--- AIM ---
Reproduce the records that follow in full, excluding any picture they contain.

--- ITEMS ---
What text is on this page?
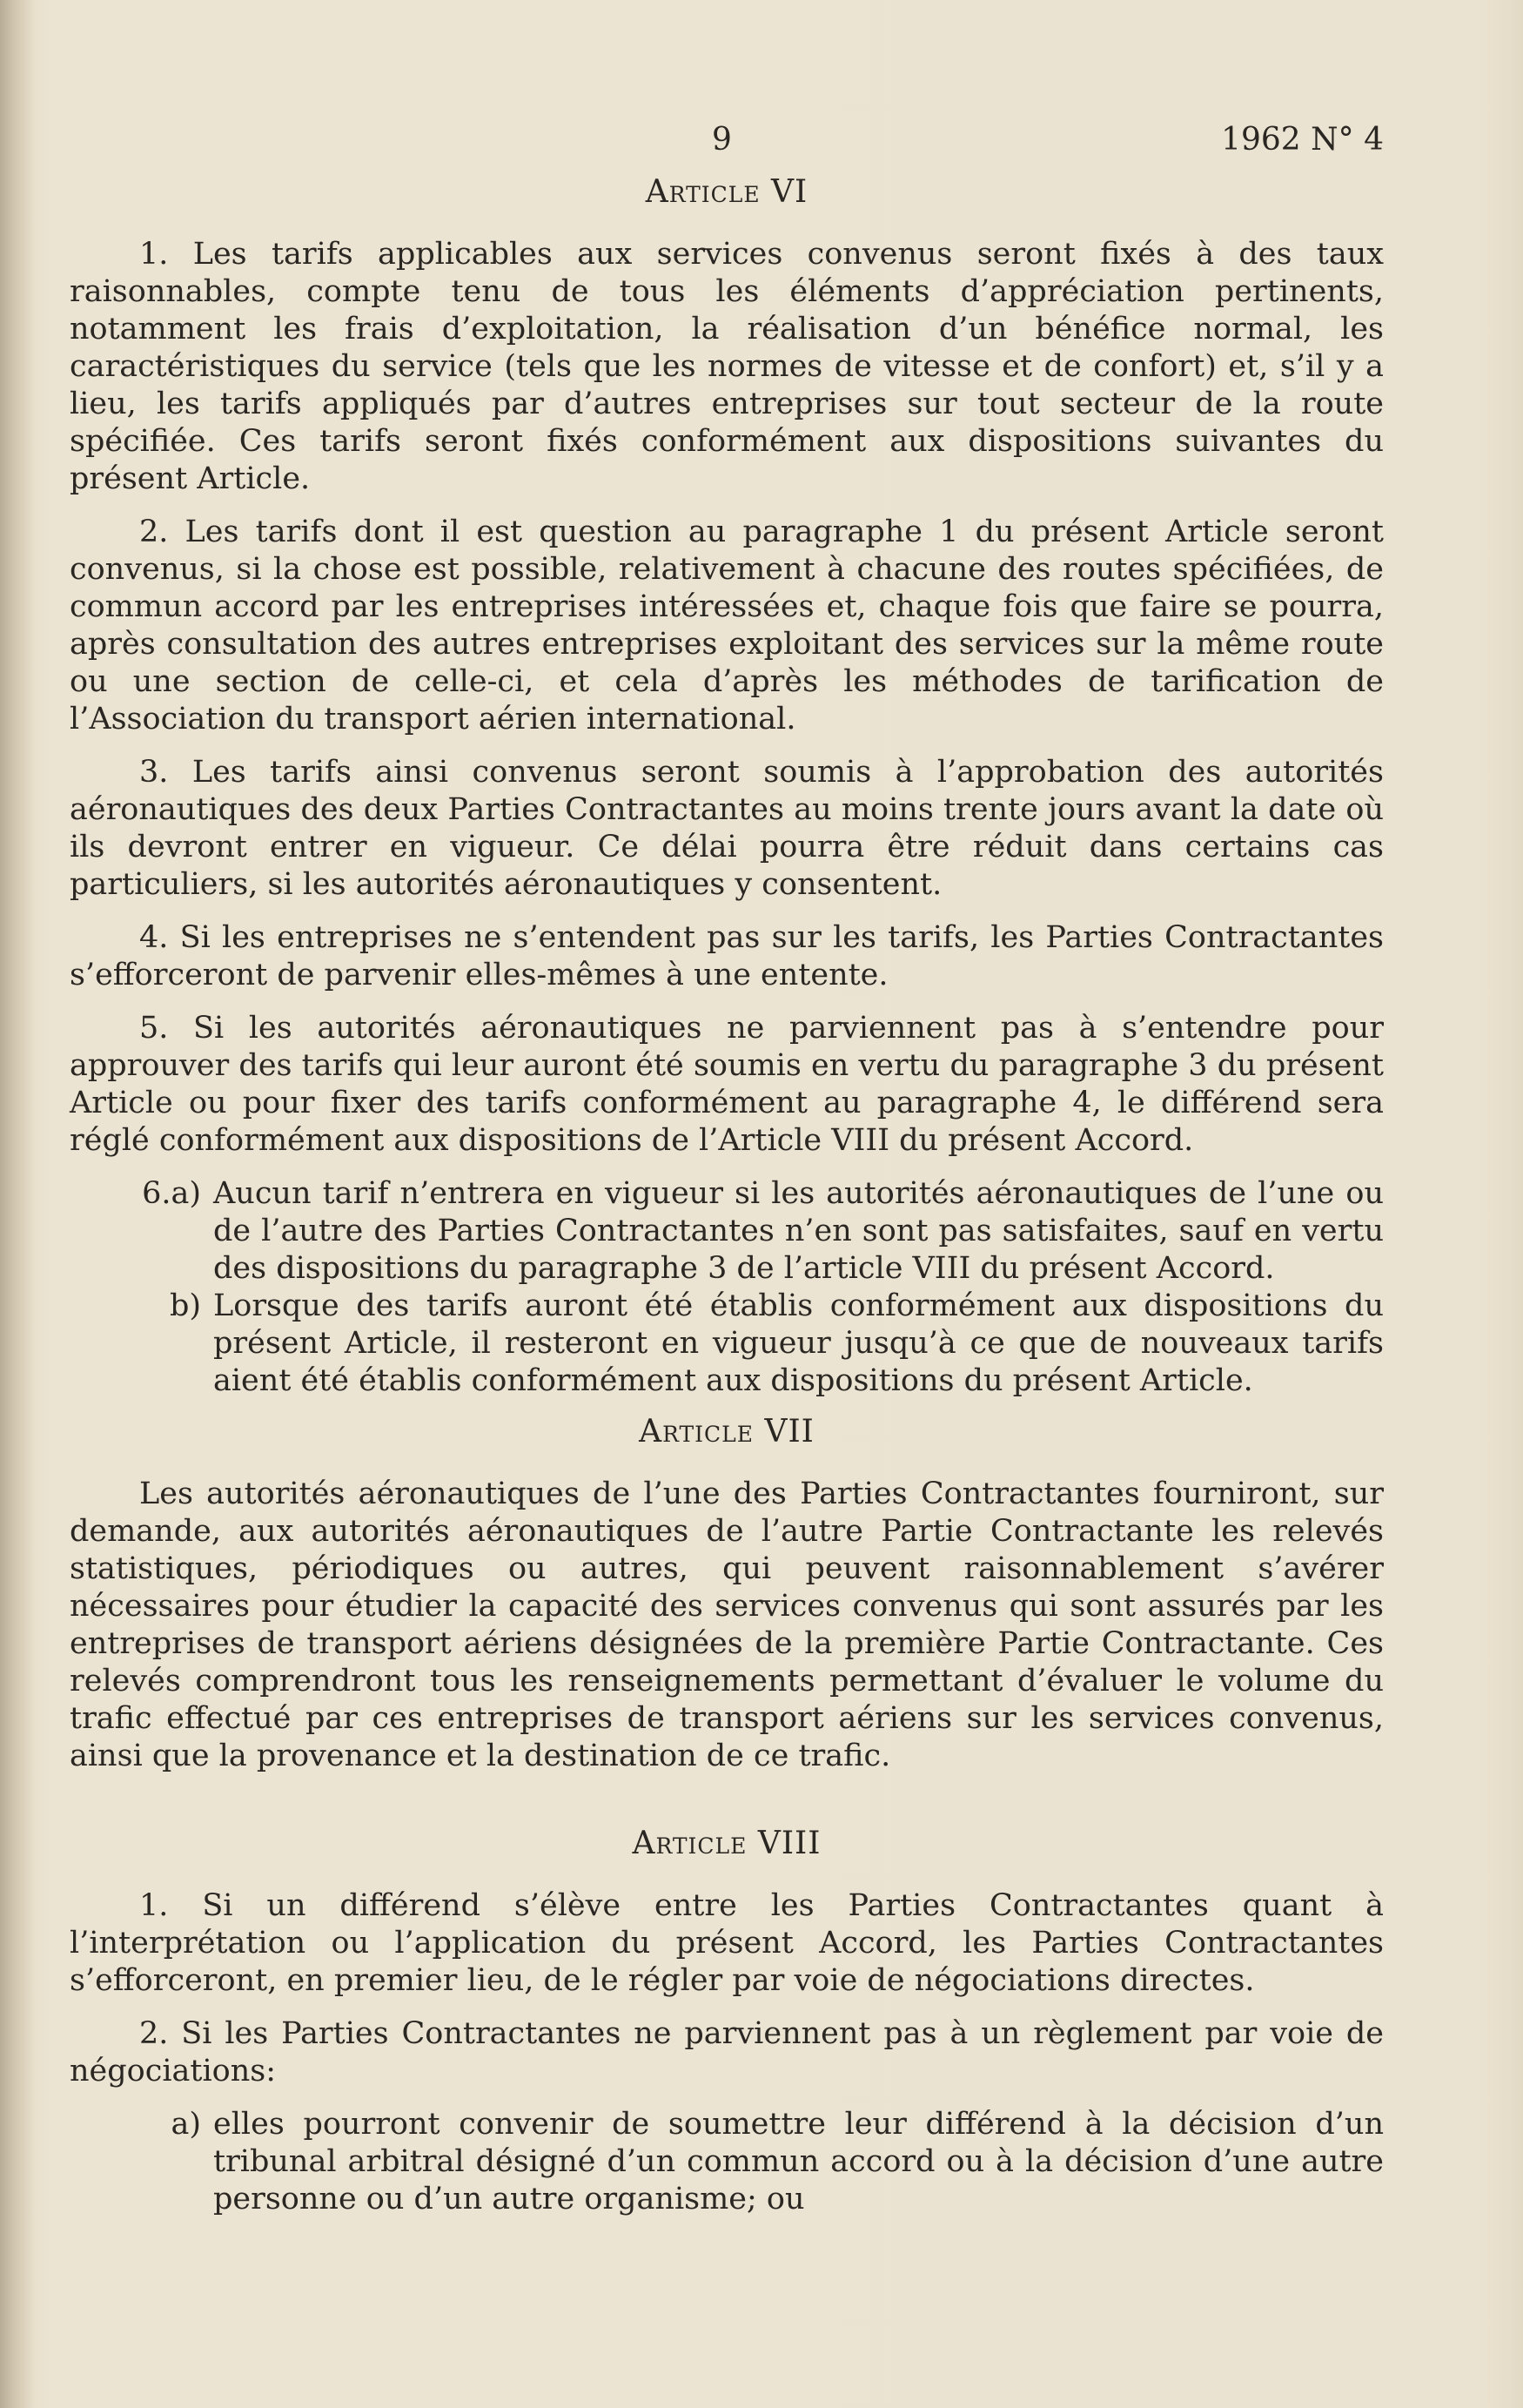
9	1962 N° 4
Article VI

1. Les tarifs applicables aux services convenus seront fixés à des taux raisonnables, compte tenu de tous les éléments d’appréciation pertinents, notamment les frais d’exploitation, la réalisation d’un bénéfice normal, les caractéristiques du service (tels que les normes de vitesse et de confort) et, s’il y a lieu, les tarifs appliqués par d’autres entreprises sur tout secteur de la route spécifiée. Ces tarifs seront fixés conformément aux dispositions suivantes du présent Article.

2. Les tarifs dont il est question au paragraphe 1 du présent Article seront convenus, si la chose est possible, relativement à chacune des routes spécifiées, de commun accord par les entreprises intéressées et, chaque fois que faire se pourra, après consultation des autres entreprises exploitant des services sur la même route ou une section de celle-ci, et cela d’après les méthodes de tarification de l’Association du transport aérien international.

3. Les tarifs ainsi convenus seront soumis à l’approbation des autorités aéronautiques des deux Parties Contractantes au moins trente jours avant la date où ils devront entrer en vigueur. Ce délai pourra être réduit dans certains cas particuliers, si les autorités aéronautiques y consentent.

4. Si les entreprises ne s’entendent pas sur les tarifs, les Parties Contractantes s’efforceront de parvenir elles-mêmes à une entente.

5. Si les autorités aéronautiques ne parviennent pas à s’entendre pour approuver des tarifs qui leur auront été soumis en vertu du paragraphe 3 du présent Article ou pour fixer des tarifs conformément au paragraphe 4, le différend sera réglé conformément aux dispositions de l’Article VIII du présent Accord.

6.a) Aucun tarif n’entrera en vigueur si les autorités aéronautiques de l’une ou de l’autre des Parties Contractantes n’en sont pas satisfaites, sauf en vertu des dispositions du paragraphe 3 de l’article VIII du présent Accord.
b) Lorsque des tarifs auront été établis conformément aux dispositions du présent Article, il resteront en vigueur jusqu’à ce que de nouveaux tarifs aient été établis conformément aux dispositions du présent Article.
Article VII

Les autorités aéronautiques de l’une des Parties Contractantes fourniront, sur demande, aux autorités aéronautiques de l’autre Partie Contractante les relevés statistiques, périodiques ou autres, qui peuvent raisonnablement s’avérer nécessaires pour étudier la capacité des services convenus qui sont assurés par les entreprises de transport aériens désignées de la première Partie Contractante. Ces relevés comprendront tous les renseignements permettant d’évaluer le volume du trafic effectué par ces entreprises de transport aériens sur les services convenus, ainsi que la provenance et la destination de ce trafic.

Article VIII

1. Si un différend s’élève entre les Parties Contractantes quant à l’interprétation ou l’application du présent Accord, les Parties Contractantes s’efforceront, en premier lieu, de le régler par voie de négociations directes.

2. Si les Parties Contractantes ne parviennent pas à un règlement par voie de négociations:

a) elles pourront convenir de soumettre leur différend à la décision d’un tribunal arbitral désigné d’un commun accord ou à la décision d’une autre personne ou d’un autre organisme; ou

--- FINISHED TASK ---
What text is on this page?
9	1962 N° 4
Article VI

1. Les tarifs applicables aux services convenus seront fixés à des taux raisonnables, compte tenu de tous les éléments d’appréciation pertinents, notamment les frais d’exploitation, la réalisation d’un bénéfice normal, les caractéristiques du service (tels que les normes de vitesse et de confort) et, s’il y a lieu, les tarifs appliqués par d’autres entreprises sur tout secteur de la route spécifiée. Ces tarifs seront fixés conformément aux dispositions suivantes du présent Article.

2. Les tarifs dont il est question au paragraphe 1 du présent Article seront convenus, si la chose est possible, relativement à chacune des routes spécifiées, de commun accord par les entreprises intéressées et, chaque fois que faire se pourra, après consultation des autres entreprises exploitant des services sur la même route ou une section de celle-ci, et cela d’après les méthodes de tarification de l’Association du transport aérien international.

3. Les tarifs ainsi convenus seront soumis à l’approbation des autorités aéronautiques des deux Parties Contractantes au moins trente jours avant la date où ils devront entrer en vigueur. Ce délai pourra être réduit dans certains cas particuliers, si les autorités aéronautiques y consentent.

4. Si les entreprises ne s’entendent pas sur les tarifs, les Parties Contractantes s’efforceront de parvenir elles-mêmes à une entente.

5. Si les autorités aéronautiques ne parviennent pas à s’entendre pour approuver des tarifs qui leur auront été soumis en vertu du paragraphe 3 du présent Article ou pour fixer des tarifs conformément au paragraphe 4, le différend sera réglé conformément aux dispositions de l’Article VIII du présent Accord.

6.a) Aucun tarif n’entrera en vigueur si les autorités aéronautiques de l’une ou de l’autre des Parties Contractantes n’en sont pas satisfaites, sauf en vertu des dispositions du paragraphe 3 de l’article VIII du présent Accord.
b) Lorsque des tarifs auront été établis conformément aux dispositions du présent Article, il resteront en vigueur jusqu’à ce que de nouveaux tarifs aient été établis conformément aux dispositions du présent Article.
Article VII

Les autorités aéronautiques de l’une des Parties Contractantes fourniront, sur demande, aux autorités aéronautiques de l’autre Partie Contractante les relevés statistiques, périodiques ou autres, qui peuvent raisonnablement s’avérer nécessaires pour étudier la capacité des services convenus qui sont assurés par les entreprises de transport aériens désignées de la première Partie Contractante. Ces relevés comprendront tous les renseignements permettant d’évaluer le volume du trafic effectué par ces entreprises de transport aériens sur les services convenus, ainsi que la provenance et la destination de ce trafic.

Article VIII

1. Si un différend s’élève entre les Parties Contractantes quant à l’interprétation ou l’application du présent Accord, les Parties Contractantes s’efforceront, en premier lieu, de le régler par voie de négociations directes.

2. Si les Parties Contractantes ne parviennent pas à un règlement par voie de négociations:

a) elles pourront convenir de soumettre leur différend à la décision d’un tribunal arbitral désigné d’un commun accord ou à la décision d’une autre personne ou d’un autre organisme; ou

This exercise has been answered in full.